[Saved entries]
%%

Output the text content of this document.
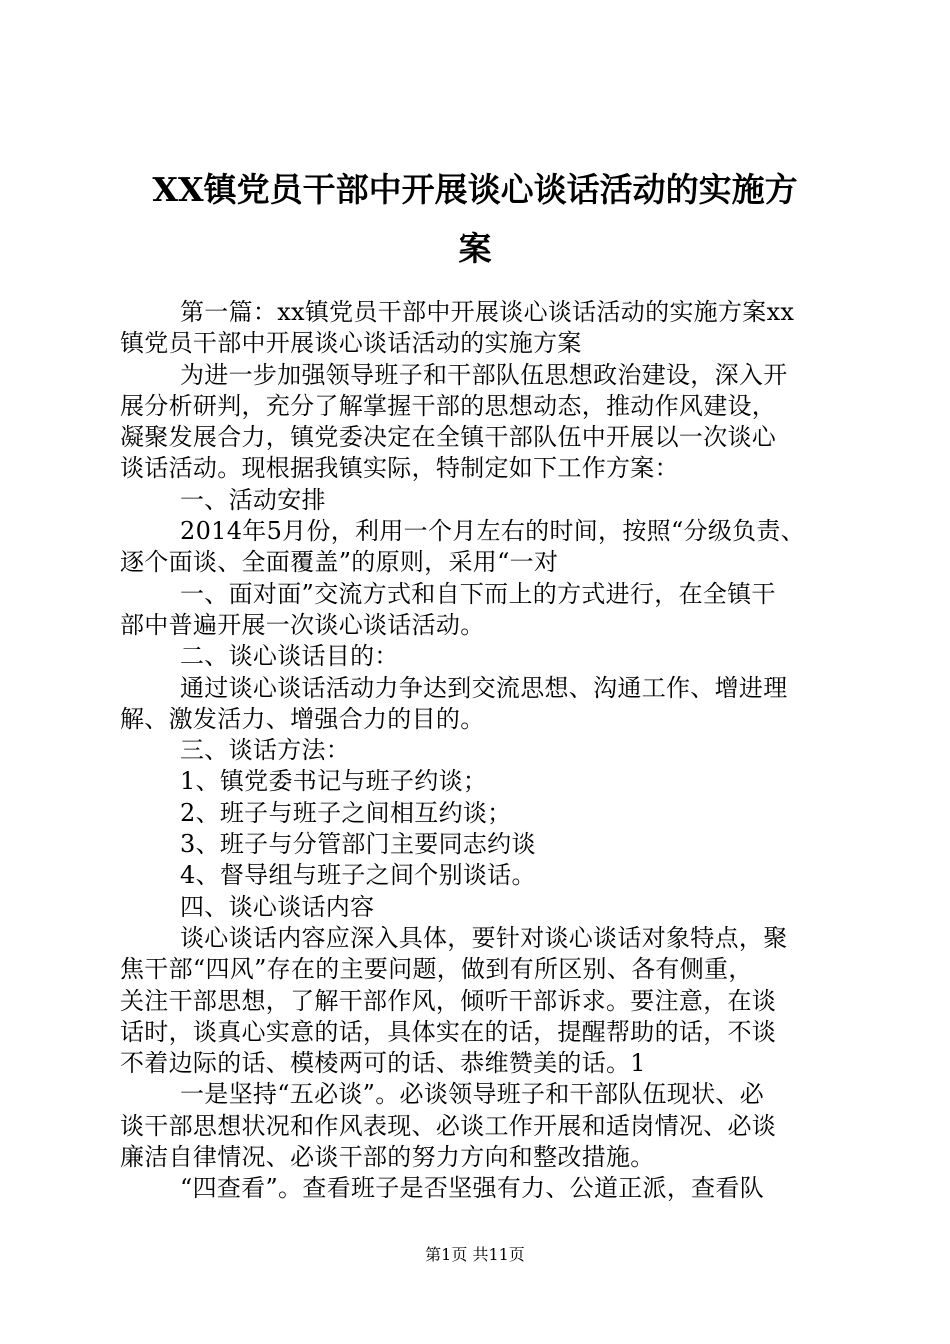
XX镇党员干部中开展谈心谈话活动的实施方
案
第一篇：xx镇党员干部中开展谈心谈话活动的实施方案xx
镇党员干部中开展谈心谈话活动的实施方案
为进一步加强领导班子和干部队伍思想政治建设，深入开
展分析研判，充分了解掌握干部的思想动态，推动作风建设，
凝聚发展合力，镇党委决定在全镇干部队伍中开展以一次谈心
谈话活动。现根据我镇实际，特制定如下工作方案：
一、活动安排
2014年5月份，利用一个月左右的时间，按照“分级负责、
逐个面谈、全面覆盖”的原则，采用“一对
一、面对面”交流方式和自下而上的方式进行，在全镇干
部中普遍开展一次谈心谈话活动。
二、谈心谈话目的：
通过谈心谈话活动力争达到交流思想、沟通工作、增进理
解、激发活力、增强合力的目的。
三、谈话方法：
1、镇党委书记与班子约谈；
2、班子与班子之间相互约谈；
3、班子与分管部门主要同志约谈
4、督导组与班子之间个别谈话。
四、谈心谈话内容
谈心谈话内容应深入具体，要针对谈心谈话对象特点，聚
焦干部“四风”存在的主要问题，做到有所区别、各有侧重，
关注干部思想，了解干部作风，倾听干部诉求。要注意，在谈
话时，谈真心实意的话，具体实在的话，提醒帮助的话，不谈
不着边际的话、模棱两可的话、恭维赞美的话。1
一是坚持“五必谈”。必谈领导班子和干部队伍现状、必
谈干部思想状况和作风表现、必谈工作开展和适岗情况、必谈
廉洁自律情况、必谈干部的努力方向和整改措施。
“四查看”。查看班子是否坚强有力、公道正派，查看队
第1页 共11页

%%

__Task to complete__:
Output the data exactly. Pictures don't belong in the result.

__Task response__:
Output the text content of this document.
XX镇党员干部中开展谈心谈话活动的实施方
案
第一篇：xx镇党员干部中开展谈心谈话活动的实施方案xx
镇党员干部中开展谈心谈话活动的实施方案
为进一步加强领导班子和干部队伍思想政治建设，深入开
展分析研判，充分了解掌握干部的思想动态，推动作风建设，
凝聚发展合力，镇党委决定在全镇干部队伍中开展以一次谈心
谈话活动。现根据我镇实际，特制定如下工作方案：
一、活动安排
2014年5月份，利用一个月左右的时间，按照“分级负责、
逐个面谈、全面覆盖”的原则，采用“一对
一、面对面”交流方式和自下而上的方式进行，在全镇干
部中普遍开展一次谈心谈话活动。
二、谈心谈话目的：
通过谈心谈话活动力争达到交流思想、沟通工作、增进理
解、激发活力、增强合力的目的。
三、谈话方法：
1、镇党委书记与班子约谈；
2、班子与班子之间相互约谈；
3、班子与分管部门主要同志约谈
4、督导组与班子之间个别谈话。
四、谈心谈话内容
谈心谈话内容应深入具体，要针对谈心谈话对象特点，聚
焦干部“四风”存在的主要问题，做到有所区别、各有侧重，
关注干部思想，了解干部作风，倾听干部诉求。要注意，在谈
话时，谈真心实意的话，具体实在的话，提醒帮助的话，不谈
不着边际的话、模棱两可的话、恭维赞美的话。1
一是坚持“五必谈”。必谈领导班子和干部队伍现状、必
谈干部思想状况和作风表现、必谈工作开展和适岗情况、必谈
廉洁自律情况、必谈干部的努力方向和整改措施。
“四查看”。查看班子是否坚强有力、公道正派，查看队
第1页 共11页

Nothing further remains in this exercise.